**STORED RECORDS**
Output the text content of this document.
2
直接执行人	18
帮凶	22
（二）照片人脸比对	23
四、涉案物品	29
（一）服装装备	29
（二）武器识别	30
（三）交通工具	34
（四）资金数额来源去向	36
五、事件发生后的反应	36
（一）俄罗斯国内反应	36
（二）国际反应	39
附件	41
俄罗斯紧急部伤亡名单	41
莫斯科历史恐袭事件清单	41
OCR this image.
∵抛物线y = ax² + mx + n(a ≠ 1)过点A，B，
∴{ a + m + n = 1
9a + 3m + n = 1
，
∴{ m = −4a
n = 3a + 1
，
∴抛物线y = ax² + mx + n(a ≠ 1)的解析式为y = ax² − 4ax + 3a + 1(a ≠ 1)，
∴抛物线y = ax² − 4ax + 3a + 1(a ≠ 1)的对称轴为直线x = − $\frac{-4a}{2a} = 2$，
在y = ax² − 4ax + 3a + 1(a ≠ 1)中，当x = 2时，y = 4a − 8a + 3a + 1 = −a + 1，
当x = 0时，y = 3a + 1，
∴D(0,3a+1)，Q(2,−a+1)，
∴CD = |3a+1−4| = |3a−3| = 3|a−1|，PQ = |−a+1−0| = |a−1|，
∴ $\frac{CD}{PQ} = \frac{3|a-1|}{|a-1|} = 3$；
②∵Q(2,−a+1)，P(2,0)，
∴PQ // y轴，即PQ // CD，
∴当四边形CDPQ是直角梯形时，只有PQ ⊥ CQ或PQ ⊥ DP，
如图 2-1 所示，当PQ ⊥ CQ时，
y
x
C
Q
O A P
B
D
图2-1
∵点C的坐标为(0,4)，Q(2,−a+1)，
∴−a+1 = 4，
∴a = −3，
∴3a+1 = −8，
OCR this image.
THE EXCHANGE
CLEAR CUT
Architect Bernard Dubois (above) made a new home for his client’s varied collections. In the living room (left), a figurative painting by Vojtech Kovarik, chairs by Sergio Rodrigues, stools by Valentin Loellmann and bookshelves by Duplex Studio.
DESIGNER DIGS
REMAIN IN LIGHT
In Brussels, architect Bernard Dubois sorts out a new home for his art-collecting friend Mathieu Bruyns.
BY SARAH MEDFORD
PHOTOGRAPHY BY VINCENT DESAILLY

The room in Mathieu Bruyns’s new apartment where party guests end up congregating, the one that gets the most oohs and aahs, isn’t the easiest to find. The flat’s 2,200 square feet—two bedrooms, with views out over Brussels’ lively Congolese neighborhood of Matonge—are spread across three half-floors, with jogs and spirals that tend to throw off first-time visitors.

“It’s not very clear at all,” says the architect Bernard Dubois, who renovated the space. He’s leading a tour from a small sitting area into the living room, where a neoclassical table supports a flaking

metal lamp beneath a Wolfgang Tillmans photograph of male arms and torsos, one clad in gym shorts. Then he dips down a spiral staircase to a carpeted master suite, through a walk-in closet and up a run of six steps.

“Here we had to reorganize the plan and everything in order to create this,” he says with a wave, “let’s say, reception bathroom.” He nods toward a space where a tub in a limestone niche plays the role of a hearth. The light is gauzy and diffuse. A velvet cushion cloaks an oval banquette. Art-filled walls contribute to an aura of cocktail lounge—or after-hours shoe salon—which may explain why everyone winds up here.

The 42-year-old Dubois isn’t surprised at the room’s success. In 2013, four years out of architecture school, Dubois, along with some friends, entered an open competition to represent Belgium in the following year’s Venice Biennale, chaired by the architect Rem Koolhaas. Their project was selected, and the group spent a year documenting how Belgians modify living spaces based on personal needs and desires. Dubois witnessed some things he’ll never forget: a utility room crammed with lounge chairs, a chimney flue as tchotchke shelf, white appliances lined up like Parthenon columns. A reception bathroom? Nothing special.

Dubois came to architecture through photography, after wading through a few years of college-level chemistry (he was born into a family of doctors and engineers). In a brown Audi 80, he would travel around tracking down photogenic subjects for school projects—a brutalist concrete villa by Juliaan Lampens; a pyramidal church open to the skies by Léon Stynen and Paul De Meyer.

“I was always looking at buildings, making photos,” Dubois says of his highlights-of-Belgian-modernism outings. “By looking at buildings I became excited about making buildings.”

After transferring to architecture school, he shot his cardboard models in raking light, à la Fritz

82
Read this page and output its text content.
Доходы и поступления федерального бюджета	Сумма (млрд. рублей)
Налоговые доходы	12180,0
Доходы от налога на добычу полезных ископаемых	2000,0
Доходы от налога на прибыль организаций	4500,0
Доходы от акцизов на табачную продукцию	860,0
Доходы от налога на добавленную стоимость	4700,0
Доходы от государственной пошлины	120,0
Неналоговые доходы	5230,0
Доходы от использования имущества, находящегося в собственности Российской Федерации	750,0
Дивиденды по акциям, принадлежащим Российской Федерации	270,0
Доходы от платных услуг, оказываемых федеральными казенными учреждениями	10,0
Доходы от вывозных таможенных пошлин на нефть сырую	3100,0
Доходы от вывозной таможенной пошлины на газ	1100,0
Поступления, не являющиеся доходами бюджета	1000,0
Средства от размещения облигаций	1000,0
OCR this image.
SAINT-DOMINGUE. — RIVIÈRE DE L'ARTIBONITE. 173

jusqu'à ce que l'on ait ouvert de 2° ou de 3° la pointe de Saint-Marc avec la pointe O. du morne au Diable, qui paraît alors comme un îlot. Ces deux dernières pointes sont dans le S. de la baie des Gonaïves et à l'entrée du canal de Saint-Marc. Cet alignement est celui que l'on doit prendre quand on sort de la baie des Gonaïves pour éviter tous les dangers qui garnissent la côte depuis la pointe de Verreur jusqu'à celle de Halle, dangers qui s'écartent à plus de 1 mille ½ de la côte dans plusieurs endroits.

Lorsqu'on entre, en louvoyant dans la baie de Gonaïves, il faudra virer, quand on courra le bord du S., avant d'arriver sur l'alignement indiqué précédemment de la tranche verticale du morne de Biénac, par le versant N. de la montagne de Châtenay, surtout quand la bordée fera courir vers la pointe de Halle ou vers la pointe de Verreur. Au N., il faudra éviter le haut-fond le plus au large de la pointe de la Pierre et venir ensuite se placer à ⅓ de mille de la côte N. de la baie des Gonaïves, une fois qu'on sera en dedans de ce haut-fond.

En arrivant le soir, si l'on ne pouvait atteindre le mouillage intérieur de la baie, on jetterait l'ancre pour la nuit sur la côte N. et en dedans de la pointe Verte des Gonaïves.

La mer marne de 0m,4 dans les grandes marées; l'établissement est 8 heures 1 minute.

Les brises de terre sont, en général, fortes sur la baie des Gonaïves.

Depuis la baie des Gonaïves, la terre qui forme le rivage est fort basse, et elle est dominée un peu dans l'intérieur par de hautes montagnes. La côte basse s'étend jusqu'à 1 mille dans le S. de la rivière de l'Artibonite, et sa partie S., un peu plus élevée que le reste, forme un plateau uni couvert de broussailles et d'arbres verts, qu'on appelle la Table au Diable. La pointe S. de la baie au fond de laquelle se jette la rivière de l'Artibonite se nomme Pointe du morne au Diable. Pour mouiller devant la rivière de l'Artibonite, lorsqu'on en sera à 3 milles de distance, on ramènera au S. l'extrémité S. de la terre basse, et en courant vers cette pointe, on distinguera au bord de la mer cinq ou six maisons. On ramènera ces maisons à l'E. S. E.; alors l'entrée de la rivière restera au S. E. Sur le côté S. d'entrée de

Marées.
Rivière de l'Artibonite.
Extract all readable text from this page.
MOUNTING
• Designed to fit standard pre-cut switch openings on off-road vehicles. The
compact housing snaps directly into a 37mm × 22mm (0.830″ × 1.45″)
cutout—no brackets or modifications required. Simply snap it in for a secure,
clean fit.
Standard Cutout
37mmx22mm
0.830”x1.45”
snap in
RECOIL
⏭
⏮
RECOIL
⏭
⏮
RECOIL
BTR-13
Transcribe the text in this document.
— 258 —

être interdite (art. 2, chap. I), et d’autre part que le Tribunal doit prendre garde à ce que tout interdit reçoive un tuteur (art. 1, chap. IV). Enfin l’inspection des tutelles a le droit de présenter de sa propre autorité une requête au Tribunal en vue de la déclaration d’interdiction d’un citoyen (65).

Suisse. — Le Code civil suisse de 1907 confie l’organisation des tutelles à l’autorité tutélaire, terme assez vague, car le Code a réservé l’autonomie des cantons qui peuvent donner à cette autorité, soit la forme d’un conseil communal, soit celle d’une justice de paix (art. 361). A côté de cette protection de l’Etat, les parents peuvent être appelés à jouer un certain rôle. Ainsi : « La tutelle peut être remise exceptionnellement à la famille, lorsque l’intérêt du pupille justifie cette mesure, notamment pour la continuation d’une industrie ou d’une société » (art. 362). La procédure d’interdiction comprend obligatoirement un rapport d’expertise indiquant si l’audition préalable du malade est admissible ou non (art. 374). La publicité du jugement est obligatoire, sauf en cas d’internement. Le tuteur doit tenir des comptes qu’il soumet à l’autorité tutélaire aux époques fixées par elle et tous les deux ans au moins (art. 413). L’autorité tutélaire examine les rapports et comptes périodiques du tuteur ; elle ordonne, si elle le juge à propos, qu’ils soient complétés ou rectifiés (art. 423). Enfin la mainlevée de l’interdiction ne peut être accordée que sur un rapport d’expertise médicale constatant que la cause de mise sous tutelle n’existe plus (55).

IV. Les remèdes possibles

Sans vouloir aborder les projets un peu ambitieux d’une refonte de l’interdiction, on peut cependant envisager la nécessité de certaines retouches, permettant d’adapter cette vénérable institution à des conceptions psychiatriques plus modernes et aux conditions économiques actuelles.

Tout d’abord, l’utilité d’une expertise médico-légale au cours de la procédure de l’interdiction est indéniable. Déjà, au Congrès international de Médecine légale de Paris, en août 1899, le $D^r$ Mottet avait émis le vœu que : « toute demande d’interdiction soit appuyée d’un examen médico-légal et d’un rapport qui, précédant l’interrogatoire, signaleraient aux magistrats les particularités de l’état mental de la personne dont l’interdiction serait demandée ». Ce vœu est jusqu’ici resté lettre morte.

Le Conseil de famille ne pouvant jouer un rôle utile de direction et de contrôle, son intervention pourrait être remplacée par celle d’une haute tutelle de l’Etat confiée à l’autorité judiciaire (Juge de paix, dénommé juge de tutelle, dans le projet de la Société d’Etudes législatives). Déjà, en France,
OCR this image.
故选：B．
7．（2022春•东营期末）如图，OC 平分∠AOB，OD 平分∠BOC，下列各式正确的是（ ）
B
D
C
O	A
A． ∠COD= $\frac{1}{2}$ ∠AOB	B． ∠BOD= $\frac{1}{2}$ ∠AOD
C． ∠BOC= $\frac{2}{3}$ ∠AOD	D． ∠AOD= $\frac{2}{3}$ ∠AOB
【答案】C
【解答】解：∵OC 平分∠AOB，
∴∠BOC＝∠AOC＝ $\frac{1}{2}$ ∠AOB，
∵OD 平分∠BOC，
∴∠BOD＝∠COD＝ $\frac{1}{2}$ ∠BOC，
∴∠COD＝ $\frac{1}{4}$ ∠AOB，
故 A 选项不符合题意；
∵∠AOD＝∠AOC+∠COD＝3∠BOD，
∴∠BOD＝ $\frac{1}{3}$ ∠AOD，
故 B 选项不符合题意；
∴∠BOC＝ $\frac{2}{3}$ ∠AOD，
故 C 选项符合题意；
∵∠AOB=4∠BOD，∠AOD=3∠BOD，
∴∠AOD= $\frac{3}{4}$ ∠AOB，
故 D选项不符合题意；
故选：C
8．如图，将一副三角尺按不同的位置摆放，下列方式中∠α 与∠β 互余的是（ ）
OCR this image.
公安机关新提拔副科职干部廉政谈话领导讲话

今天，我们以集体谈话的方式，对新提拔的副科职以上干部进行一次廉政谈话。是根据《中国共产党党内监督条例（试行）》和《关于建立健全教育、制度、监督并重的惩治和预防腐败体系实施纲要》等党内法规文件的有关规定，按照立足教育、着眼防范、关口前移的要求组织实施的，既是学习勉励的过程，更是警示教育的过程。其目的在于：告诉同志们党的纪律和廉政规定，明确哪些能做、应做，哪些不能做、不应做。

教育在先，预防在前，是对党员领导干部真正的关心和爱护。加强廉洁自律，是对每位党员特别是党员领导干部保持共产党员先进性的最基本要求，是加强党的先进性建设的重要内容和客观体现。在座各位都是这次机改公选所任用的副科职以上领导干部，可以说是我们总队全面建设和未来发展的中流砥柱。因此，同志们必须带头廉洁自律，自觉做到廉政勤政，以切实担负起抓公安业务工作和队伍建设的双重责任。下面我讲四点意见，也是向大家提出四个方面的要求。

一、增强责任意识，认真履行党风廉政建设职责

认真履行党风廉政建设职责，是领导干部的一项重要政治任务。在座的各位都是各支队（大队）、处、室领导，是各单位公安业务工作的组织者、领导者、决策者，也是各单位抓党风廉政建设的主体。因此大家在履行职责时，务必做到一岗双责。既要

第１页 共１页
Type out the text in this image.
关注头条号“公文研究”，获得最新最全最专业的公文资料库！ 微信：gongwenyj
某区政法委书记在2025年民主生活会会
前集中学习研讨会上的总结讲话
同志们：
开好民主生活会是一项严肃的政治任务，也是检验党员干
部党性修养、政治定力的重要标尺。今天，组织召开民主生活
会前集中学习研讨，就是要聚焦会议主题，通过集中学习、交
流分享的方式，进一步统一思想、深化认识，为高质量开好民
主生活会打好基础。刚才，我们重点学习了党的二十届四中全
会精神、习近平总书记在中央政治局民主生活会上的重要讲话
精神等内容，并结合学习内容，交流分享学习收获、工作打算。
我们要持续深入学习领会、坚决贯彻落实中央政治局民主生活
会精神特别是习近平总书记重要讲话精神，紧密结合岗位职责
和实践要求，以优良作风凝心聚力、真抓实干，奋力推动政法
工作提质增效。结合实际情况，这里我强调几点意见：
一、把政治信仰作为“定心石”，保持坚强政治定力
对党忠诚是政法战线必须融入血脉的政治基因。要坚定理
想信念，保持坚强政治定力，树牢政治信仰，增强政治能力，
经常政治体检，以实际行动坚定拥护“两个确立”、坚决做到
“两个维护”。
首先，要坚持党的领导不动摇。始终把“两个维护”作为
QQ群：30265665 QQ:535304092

**WHAT THE TASK ASKS**
Quote exactly the line containing "Type out the text in this image." and every later line through the end of the listing, and no other lines.

**SOLUTION**
Type out the text in this image.
关注头条号“公文研究”，获得最新最全最专业的公文资料库！ 微信：gongwenyj
某区政法委书记在2025年民主生活会会
前集中学习研讨会上的总结讲话
同志们：
开好民主生活会是一项严肃的政治任务，也是检验党员干
部党性修养、政治定力的重要标尺。今天，组织召开民主生活
会前集中学习研讨，就是要聚焦会议主题，通过集中学习、交
流分享的方式，进一步统一思想、深化认识，为高质量开好民
主生活会打好基础。刚才，我们重点学习了党的二十届四中全
会精神、习近平总书记在中央政治局民主生活会上的重要讲话
精神等内容，并结合学习内容，交流分享学习收获、工作打算。
我们要持续深入学习领会、坚决贯彻落实中央政治局民主生活
会精神特别是习近平总书记重要讲话精神，紧密结合岗位职责
和实践要求，以优良作风凝心聚力、真抓实干，奋力推动政法
工作提质增效。结合实际情况，这里我强调几点意见：
一、把政治信仰作为“定心石”，保持坚强政治定力
对党忠诚是政法战线必须融入血脉的政治基因。要坚定理
想信念，保持坚强政治定力，树牢政治信仰，增强政治能力，
经常政治体检，以实际行动坚定拥护“两个确立”、坚决做到
“两个维护”。
首先，要坚持党的领导不动摇。始终把“两个维护”作为
QQ群：30265665 QQ:535304092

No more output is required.